Figure dataset records —
[start]
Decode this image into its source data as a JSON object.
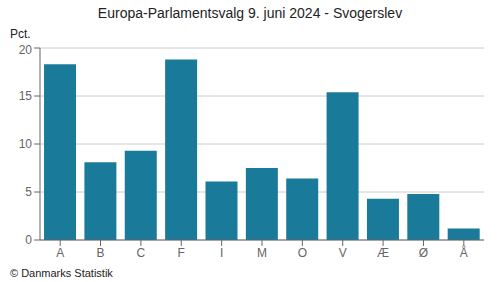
{
  "chart_data": {
    "type": "bar",
    "title": "Europa-Parlamentsvalg 9. juni 2024 - Svogerslev",
    "ylabel": "Pct.",
    "annotations": [
      "© Danmarks Statistik"
    ],
    "categories": [
      "A",
      "B",
      "C",
      "F",
      "I",
      "M",
      "O",
      "V",
      "Æ",
      "Ø",
      "Å"
    ],
    "values": [
      18.3,
      8.1,
      9.3,
      18.8,
      6.1,
      7.5,
      6.4,
      15.4,
      4.3,
      4.8,
      1.2
    ],
    "color": "#1a7a9a",
    "ylim": [
      0,
      20
    ],
    "yticks": [
      0,
      5,
      10,
      15,
      20
    ],
    "grid": true
  }
}
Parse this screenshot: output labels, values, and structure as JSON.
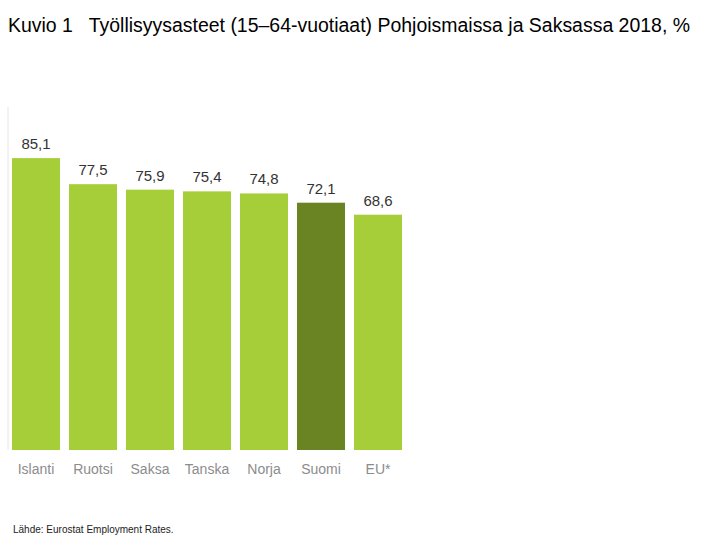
{
  "chart_data": {
    "type": "bar",
    "title": "Kuvio 1   Työllisyysasteet (15–64-vuotiaat) Pohjoismaissa ja Saksassa 2018, %",
    "source": "Lähde: Eurostat Employment Rates.",
    "categories": [
      "Islanti",
      "Ruotsi",
      "Saksa",
      "Tanska",
      "Norja",
      "Suomi",
      "EU*"
    ],
    "values": [
      85.1,
      77.5,
      75.9,
      75.4,
      74.8,
      72.1,
      68.6
    ],
    "value_labels": [
      "85,1",
      "77,5",
      "75,9",
      "75,4",
      "74,8",
      "72,1",
      "68,6"
    ],
    "colors": [
      "#a6ce39",
      "#a6ce39",
      "#a6ce39",
      "#a6ce39",
      "#a6ce39",
      "#6b8423",
      "#a6ce39"
    ],
    "ylim": [
      0,
      100
    ],
    "grid": false,
    "data_labels": true,
    "tick_labels": "x"
  }
}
[end]
Stated task — Leave out the pictures and output every record above precisely as given.

Solved problem —
Decode this image into its source data as a JSON object.
{
  "chart_data": {
    "type": "bar",
    "title": "Europa-Parlamentsvalg 9. juni 2024 - Svogerslev",
    "ylabel": "Pct.",
    "annotations": [
      "© Danmarks Statistik"
    ],
    "categories": [
      "A",
      "B",
      "C",
      "F",
      "I",
      "M",
      "O",
      "V",
      "Æ",
      "Ø",
      "Å"
    ],
    "values": [
      18.3,
      8.1,
      9.3,
      18.8,
      6.1,
      7.5,
      6.4,
      15.4,
      4.3,
      4.8,
      1.2
    ],
    "color": "#1a7a9a",
    "ylim": [
      0,
      20
    ],
    "yticks": [
      0,
      5,
      10,
      15,
      20
    ],
    "grid": true
  }
}
Parse this screenshot: output labels, values, and structure as JSON.
{
  "chart_data": {
    "type": "bar",
    "title": "Kuvio 1   Työllisyysasteet (15–64-vuotiaat) Pohjoismaissa ja Saksassa 2018, %",
    "source": "Lähde: Eurostat Employment Rates.",
    "categories": [
      "Islanti",
      "Ruotsi",
      "Saksa",
      "Tanska",
      "Norja",
      "Suomi",
      "EU*"
    ],
    "values": [
      85.1,
      77.5,
      75.9,
      75.4,
      74.8,
      72.1,
      68.6
    ],
    "value_labels": [
      "85,1",
      "77,5",
      "75,9",
      "75,4",
      "74,8",
      "72,1",
      "68,6"
    ],
    "colors": [
      "#a6ce39",
      "#a6ce39",
      "#a6ce39",
      "#a6ce39",
      "#a6ce39",
      "#6b8423",
      "#a6ce39"
    ],
    "ylim": [
      0,
      100
    ],
    "grid": false,
    "data_labels": true,
    "tick_labels": "x"
  }
}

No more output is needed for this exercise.